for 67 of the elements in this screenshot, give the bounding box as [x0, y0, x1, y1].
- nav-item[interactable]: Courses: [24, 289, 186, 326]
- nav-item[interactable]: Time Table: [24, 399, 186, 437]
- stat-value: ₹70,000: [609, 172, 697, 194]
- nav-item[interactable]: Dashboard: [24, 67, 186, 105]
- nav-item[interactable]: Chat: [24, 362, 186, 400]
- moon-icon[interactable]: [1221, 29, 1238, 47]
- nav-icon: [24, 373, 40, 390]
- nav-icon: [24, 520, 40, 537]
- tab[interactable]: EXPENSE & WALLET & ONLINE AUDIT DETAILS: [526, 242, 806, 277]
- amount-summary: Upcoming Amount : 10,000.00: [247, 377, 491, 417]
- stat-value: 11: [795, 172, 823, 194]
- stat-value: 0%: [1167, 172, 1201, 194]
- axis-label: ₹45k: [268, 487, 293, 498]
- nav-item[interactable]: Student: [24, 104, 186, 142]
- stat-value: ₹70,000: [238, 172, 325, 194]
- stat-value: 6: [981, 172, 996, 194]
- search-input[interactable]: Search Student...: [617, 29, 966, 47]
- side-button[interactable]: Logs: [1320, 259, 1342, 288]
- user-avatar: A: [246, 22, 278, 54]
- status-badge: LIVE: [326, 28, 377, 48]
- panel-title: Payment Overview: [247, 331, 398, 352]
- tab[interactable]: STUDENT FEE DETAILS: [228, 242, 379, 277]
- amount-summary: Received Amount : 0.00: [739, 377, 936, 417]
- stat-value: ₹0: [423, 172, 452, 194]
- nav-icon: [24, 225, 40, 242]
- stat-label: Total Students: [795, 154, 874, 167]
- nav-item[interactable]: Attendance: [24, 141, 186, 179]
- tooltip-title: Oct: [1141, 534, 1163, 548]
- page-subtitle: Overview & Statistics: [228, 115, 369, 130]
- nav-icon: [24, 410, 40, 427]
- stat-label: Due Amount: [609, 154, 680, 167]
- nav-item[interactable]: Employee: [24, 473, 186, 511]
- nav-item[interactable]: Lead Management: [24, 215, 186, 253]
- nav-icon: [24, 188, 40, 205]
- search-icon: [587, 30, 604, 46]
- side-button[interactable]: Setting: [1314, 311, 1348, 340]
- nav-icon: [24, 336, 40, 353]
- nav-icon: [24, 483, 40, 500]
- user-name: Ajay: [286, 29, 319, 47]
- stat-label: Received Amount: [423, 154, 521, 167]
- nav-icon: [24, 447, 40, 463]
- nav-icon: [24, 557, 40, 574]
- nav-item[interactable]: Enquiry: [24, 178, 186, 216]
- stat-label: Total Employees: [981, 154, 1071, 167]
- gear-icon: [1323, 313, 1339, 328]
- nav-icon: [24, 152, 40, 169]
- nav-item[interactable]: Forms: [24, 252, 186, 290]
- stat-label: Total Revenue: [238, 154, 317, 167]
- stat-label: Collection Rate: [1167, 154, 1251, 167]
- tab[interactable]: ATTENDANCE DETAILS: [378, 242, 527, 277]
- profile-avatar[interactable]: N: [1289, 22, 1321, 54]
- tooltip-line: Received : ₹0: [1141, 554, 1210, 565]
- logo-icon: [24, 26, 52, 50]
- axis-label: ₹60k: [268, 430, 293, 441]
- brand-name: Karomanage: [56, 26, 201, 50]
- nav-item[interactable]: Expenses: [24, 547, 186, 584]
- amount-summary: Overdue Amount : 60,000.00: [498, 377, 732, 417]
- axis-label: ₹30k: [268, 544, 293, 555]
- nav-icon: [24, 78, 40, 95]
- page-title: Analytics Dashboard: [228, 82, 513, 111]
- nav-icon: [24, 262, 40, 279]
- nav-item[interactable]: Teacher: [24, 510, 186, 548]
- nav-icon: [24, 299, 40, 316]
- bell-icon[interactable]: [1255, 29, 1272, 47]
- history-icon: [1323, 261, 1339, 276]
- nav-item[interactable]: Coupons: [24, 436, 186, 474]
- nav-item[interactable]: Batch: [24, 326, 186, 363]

★ ★ ★

Exercise description → Edit all of the data above by changing each "stat-label" to "metric-label", leaving everything else untouched.

Finished task →
for 67 of the elements in this screenshot, give the bounding box as [x0, y0, x1, y1].
- nav-item[interactable]: Courses: [24, 289, 186, 326]
- nav-item[interactable]: Time Table: [24, 399, 186, 437]
- stat-value: ₹70,000: [609, 172, 697, 194]
- nav-item[interactable]: Dashboard: [24, 67, 186, 105]
- nav-item[interactable]: Chat: [24, 362, 186, 400]
- moon-icon[interactable]: [1221, 29, 1238, 47]
- nav-icon: [24, 373, 40, 390]
- nav-icon: [24, 520, 40, 537]
- tab[interactable]: EXPENSE & WALLET & ONLINE AUDIT DETAILS: [526, 242, 806, 277]
- amount-summary: Upcoming Amount : 10,000.00: [247, 377, 491, 417]
- stat-value: 11: [795, 172, 823, 194]
- stat-value: 0%: [1167, 172, 1201, 194]
- axis-label: ₹45k: [268, 487, 293, 498]
- nav-item[interactable]: Student: [24, 104, 186, 142]
- stat-value: ₹70,000: [238, 172, 325, 194]
- stat-value: 6: [981, 172, 996, 194]
- search-input[interactable]: Search Student...: [617, 29, 966, 47]
- side-button[interactable]: Logs: [1320, 259, 1342, 288]
- user-avatar: A: [246, 22, 278, 54]
- status-badge: LIVE: [326, 28, 377, 48]
- panel-title: Payment Overview: [247, 331, 398, 352]
- tab[interactable]: STUDENT FEE DETAILS: [228, 242, 379, 277]
- amount-summary: Received Amount : 0.00: [739, 377, 936, 417]
- stat-value: ₹0: [423, 172, 452, 194]
- nav-icon: [24, 225, 40, 242]
- metric-label: Total Students: [795, 154, 874, 167]
- nav-item[interactable]: Attendance: [24, 141, 186, 179]
- tooltip-title: Oct: [1141, 534, 1163, 548]
- page-subtitle: Overview & Statistics: [228, 115, 369, 130]
- nav-icon: [24, 410, 40, 427]
- metric-label: Due Amount: [609, 154, 680, 167]
- nav-item[interactable]: Employee: [24, 473, 186, 511]
- nav-item[interactable]: Lead Management: [24, 215, 186, 253]
- nav-icon: [24, 188, 40, 205]
- search-icon: [587, 30, 604, 46]
- side-button[interactable]: Setting: [1314, 311, 1348, 340]
- nav-icon: [24, 336, 40, 353]
- nav-icon: [24, 483, 40, 500]
- user-name: Ajay: [286, 29, 319, 47]
- metric-label: Received Amount: [423, 154, 521, 167]
- nav-icon: [24, 447, 40, 463]
- nav-icon: [24, 557, 40, 574]
- nav-item[interactable]: Enquiry: [24, 178, 186, 216]
- metric-label: Total Employees: [981, 154, 1071, 167]
- gear-icon: [1323, 313, 1339, 328]
- nav-icon: [24, 152, 40, 169]
- nav-item[interactable]: Forms: [24, 252, 186, 290]
- metric-label: Total Revenue: [238, 154, 317, 167]
- metric-label: Collection Rate: [1167, 154, 1251, 167]
- tab[interactable]: ATTENDANCE DETAILS: [378, 242, 527, 277]
- profile-avatar[interactable]: N: [1289, 22, 1321, 54]
- tooltip-line: Received : ₹0: [1141, 554, 1210, 565]
- logo-icon: [24, 26, 52, 50]
- axis-label: ₹60k: [268, 430, 293, 441]
- brand-name: Karomanage: [56, 26, 201, 50]
- nav-item[interactable]: Expenses: [24, 547, 186, 584]
- amount-summary: Overdue Amount : 60,000.00: [498, 377, 732, 417]
- axis-label: ₹30k: [268, 544, 293, 555]
- nav-icon: [24, 78, 40, 95]
- page-title: Analytics Dashboard: [228, 82, 513, 111]
- nav-icon: [24, 262, 40, 279]
- nav-item[interactable]: Teacher: [24, 510, 186, 548]
- nav-icon: [24, 299, 40, 316]
- bell-icon[interactable]: [1255, 29, 1272, 47]
- history-icon: [1323, 261, 1339, 276]
- nav-item[interactable]: Coupons: [24, 436, 186, 474]
- nav-item[interactable]: Batch: [24, 326, 186, 363]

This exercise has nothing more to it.